- **What the task requires**: Look through the records that follow. Copy every line containing the word "Show".

- **Given records**:
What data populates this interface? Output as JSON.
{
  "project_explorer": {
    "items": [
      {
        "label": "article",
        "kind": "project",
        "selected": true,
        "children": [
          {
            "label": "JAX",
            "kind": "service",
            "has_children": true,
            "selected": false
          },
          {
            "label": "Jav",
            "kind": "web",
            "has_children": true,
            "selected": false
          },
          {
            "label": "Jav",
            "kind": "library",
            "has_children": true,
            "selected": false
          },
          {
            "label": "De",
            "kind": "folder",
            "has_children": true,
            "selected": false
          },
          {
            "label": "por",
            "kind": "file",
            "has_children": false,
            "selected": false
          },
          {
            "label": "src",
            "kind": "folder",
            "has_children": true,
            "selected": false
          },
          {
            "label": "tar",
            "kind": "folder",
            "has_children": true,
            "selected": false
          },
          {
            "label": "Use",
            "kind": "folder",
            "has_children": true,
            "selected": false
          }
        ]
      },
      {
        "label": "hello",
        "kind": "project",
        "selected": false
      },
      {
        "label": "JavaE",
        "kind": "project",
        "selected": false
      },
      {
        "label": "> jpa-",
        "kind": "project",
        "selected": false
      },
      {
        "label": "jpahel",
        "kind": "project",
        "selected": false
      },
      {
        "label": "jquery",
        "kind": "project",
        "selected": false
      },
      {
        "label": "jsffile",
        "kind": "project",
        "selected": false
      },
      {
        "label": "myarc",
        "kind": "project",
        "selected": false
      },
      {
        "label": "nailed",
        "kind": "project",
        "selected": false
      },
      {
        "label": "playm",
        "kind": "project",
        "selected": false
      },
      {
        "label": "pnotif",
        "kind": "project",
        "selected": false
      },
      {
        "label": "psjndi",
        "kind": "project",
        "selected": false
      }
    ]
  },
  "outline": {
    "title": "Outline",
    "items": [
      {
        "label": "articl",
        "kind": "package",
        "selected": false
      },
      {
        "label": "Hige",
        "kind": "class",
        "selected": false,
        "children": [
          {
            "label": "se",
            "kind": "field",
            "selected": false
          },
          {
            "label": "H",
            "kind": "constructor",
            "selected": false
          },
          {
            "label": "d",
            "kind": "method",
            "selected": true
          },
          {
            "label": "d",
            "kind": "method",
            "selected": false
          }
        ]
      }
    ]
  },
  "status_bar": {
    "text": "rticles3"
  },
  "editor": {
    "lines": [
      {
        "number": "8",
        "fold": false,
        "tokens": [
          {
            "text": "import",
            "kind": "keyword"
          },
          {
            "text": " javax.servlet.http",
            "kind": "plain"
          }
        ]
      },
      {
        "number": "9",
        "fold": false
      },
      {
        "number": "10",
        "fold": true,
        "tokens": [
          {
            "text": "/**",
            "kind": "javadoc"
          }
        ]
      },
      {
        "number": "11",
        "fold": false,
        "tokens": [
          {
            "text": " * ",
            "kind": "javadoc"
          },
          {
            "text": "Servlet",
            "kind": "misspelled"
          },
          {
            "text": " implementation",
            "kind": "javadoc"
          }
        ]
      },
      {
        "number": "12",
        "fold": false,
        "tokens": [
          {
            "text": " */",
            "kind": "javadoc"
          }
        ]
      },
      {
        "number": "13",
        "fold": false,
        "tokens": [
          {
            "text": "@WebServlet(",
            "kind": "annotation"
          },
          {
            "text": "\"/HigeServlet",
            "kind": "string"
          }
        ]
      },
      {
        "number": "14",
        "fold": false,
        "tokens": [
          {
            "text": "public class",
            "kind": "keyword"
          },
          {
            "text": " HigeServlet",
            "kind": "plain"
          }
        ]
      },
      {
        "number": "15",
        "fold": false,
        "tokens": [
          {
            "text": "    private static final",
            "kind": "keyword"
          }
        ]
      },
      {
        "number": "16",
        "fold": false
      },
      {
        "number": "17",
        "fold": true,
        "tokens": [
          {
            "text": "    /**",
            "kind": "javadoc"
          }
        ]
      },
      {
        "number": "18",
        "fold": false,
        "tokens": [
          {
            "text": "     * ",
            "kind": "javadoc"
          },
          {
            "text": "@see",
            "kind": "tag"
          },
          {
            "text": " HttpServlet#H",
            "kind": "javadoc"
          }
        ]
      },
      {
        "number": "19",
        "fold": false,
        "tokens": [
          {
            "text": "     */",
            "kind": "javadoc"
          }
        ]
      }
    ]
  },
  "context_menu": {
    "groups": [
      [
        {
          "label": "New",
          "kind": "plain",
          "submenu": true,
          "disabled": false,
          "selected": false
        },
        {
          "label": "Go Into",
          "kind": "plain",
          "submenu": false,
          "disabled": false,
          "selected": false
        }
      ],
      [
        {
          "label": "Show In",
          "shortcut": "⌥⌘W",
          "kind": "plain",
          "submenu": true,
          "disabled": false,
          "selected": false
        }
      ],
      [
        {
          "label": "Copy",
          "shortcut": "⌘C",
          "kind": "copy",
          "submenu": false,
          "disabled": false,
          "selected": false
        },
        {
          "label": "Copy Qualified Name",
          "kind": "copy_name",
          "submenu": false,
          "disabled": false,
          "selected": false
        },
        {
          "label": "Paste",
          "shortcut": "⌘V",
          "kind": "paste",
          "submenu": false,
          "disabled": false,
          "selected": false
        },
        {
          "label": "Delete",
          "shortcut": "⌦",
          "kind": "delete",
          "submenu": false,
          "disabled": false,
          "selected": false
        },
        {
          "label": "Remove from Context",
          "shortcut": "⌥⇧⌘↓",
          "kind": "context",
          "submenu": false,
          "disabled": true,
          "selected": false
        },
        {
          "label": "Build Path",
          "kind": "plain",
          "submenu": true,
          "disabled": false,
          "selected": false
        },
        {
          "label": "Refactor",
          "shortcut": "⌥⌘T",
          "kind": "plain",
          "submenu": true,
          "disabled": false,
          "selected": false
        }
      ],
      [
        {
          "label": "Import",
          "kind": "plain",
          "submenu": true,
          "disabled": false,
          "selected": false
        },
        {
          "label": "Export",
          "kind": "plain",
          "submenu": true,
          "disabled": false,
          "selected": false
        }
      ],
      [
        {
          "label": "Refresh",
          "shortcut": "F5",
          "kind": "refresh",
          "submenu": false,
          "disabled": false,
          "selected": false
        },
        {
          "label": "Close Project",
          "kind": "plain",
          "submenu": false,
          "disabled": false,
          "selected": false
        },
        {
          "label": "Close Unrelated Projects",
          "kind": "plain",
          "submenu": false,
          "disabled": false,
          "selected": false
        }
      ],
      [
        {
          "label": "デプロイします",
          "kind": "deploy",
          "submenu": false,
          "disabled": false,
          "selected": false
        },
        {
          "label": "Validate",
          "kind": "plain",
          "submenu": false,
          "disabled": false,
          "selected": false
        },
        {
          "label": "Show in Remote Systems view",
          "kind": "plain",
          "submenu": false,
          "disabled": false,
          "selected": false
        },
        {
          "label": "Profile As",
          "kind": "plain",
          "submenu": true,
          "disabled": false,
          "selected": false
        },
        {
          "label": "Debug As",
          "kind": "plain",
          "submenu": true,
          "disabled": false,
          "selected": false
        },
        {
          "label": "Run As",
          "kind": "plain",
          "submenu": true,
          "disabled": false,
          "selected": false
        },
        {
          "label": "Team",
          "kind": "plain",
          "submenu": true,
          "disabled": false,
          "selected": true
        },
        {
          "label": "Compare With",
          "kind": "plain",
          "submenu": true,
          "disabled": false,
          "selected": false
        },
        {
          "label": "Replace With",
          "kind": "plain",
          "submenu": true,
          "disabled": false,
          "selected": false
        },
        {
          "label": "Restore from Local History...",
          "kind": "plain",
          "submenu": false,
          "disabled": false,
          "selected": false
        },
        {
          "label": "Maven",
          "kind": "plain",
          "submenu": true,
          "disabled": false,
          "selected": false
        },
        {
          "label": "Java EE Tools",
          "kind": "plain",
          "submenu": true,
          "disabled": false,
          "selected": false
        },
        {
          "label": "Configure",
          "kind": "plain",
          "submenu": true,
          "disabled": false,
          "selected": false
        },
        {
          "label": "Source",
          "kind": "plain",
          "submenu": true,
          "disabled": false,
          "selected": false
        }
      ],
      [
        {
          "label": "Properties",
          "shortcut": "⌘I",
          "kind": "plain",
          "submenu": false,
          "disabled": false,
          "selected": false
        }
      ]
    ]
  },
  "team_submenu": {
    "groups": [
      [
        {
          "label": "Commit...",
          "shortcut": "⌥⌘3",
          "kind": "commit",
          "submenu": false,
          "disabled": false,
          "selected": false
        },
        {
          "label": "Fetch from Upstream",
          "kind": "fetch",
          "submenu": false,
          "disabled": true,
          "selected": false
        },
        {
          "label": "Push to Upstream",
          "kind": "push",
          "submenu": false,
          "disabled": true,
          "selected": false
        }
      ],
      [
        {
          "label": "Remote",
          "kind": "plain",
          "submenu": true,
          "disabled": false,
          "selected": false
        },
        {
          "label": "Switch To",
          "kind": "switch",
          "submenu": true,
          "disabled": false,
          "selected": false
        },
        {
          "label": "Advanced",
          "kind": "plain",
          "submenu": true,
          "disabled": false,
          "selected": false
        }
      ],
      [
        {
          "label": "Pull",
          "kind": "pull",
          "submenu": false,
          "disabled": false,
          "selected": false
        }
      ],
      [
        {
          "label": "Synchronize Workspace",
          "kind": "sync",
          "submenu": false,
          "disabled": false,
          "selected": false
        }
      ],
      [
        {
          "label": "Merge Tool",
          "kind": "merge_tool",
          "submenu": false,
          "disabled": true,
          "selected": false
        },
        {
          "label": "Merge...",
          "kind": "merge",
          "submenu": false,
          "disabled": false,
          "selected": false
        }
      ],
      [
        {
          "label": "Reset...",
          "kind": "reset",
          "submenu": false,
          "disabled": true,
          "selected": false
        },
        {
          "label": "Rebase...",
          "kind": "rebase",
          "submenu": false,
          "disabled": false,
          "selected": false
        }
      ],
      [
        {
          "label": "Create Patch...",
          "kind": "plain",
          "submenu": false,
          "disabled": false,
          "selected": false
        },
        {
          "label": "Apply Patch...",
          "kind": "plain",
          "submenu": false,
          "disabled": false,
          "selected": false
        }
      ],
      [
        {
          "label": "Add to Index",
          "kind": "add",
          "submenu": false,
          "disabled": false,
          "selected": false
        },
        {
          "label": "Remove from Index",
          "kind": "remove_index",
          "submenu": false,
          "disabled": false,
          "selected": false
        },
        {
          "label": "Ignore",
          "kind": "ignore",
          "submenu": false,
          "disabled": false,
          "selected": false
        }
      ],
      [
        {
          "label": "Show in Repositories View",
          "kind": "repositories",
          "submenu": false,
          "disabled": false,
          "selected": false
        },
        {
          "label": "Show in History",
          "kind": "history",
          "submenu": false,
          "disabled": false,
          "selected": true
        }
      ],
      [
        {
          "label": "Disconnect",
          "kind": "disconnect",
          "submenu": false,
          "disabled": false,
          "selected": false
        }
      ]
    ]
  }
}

- **Written answer**:
          "label": "Show In",
          "label": "Show in Remote Systems view",
          "label": "Show in Repositories View",
          "label": "Show in History",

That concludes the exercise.